● What is expected
Beneath this task is a listing. State how many of its lines include the string "text", giving nothing but the number.

● Exercise materials

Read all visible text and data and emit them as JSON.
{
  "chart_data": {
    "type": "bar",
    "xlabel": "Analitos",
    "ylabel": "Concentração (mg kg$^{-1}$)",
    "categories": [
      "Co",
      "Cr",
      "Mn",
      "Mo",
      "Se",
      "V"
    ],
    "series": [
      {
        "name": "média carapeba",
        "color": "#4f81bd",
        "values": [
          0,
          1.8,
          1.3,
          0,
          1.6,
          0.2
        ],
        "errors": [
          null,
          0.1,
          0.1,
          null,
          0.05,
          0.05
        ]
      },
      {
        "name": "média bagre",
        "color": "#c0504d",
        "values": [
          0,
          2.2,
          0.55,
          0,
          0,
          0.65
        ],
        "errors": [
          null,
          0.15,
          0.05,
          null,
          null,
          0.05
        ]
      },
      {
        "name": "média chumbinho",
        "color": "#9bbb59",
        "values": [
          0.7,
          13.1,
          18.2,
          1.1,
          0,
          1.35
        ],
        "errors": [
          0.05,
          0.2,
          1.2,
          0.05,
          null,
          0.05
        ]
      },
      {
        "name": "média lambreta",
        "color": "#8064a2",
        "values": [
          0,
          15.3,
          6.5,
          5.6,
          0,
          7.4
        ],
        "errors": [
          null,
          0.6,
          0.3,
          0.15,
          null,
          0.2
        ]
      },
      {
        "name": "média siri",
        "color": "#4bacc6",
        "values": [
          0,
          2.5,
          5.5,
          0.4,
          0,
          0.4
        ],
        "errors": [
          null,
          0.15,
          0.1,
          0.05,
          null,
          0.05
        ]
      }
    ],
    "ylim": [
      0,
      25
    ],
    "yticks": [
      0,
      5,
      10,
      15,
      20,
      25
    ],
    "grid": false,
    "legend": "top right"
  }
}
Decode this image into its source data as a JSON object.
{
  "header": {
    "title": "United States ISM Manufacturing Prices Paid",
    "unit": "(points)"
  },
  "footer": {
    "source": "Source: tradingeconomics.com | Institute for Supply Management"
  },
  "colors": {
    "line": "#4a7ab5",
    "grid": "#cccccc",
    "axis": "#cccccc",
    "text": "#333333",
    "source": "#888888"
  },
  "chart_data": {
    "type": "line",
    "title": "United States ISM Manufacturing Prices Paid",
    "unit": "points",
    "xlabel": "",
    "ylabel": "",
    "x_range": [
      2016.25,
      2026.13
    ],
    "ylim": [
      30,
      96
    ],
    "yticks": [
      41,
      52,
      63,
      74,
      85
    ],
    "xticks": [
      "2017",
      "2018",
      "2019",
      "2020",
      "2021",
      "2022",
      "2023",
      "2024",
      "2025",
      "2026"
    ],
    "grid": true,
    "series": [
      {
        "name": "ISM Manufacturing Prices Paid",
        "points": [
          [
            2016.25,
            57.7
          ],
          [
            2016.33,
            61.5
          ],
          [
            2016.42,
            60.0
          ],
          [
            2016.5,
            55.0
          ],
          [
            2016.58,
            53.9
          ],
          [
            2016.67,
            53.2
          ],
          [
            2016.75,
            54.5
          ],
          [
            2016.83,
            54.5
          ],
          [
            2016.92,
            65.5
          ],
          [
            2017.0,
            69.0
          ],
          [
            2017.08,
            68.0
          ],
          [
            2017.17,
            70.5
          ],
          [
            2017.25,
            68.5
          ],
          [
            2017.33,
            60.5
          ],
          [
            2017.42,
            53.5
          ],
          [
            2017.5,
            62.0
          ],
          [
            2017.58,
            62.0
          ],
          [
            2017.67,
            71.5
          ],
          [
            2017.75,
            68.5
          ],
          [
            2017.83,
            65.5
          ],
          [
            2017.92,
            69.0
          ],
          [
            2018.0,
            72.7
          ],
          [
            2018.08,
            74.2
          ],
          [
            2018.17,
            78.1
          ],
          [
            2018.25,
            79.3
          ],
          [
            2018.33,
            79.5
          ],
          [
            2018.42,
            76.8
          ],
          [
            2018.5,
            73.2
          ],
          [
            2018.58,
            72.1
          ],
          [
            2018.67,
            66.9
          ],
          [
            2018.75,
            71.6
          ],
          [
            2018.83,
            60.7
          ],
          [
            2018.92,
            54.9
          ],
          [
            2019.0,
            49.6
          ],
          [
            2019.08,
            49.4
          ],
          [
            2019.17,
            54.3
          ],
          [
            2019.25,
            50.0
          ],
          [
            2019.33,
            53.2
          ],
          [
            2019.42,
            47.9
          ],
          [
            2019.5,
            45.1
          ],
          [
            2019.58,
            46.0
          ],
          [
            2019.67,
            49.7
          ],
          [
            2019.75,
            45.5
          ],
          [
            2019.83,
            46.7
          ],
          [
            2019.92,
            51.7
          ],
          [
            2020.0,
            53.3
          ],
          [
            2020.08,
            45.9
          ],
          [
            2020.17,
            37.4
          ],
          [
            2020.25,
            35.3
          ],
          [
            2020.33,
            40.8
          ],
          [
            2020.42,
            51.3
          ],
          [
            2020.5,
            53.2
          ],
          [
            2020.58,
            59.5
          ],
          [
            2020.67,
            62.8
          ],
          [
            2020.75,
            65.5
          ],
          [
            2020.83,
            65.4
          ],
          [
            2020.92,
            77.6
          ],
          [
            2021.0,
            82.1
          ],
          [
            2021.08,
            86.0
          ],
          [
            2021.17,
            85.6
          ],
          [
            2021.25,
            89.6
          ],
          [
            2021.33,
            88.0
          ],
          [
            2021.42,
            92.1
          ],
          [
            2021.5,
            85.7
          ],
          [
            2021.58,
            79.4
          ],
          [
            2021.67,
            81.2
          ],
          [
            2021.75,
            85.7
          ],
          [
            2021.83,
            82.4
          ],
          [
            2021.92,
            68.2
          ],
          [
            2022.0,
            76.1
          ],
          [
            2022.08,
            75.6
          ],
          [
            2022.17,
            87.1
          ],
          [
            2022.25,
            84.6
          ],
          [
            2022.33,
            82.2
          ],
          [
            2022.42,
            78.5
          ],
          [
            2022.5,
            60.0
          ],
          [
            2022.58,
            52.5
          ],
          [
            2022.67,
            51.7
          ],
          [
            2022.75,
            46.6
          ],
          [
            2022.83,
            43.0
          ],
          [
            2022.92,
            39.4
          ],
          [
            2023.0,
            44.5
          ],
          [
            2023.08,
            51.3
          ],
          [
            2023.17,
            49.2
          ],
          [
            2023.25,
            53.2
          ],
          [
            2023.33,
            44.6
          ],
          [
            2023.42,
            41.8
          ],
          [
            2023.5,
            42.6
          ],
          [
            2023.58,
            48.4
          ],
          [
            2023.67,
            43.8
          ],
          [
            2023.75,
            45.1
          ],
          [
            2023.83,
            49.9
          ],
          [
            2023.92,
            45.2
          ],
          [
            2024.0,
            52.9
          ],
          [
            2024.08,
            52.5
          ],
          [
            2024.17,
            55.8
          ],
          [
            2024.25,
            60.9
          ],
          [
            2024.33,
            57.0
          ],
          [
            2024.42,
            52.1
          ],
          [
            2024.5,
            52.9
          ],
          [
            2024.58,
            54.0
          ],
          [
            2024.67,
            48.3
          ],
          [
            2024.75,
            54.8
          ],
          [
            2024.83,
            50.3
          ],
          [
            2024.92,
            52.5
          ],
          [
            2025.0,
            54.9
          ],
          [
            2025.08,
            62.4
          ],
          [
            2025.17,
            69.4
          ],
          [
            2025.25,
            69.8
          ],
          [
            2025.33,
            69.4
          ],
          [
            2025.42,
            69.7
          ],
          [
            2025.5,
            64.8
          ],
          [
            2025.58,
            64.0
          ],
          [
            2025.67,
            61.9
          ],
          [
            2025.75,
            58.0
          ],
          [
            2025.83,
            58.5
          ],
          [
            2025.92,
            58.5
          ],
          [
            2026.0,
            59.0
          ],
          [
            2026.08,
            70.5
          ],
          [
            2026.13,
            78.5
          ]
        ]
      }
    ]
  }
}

● Finished task
2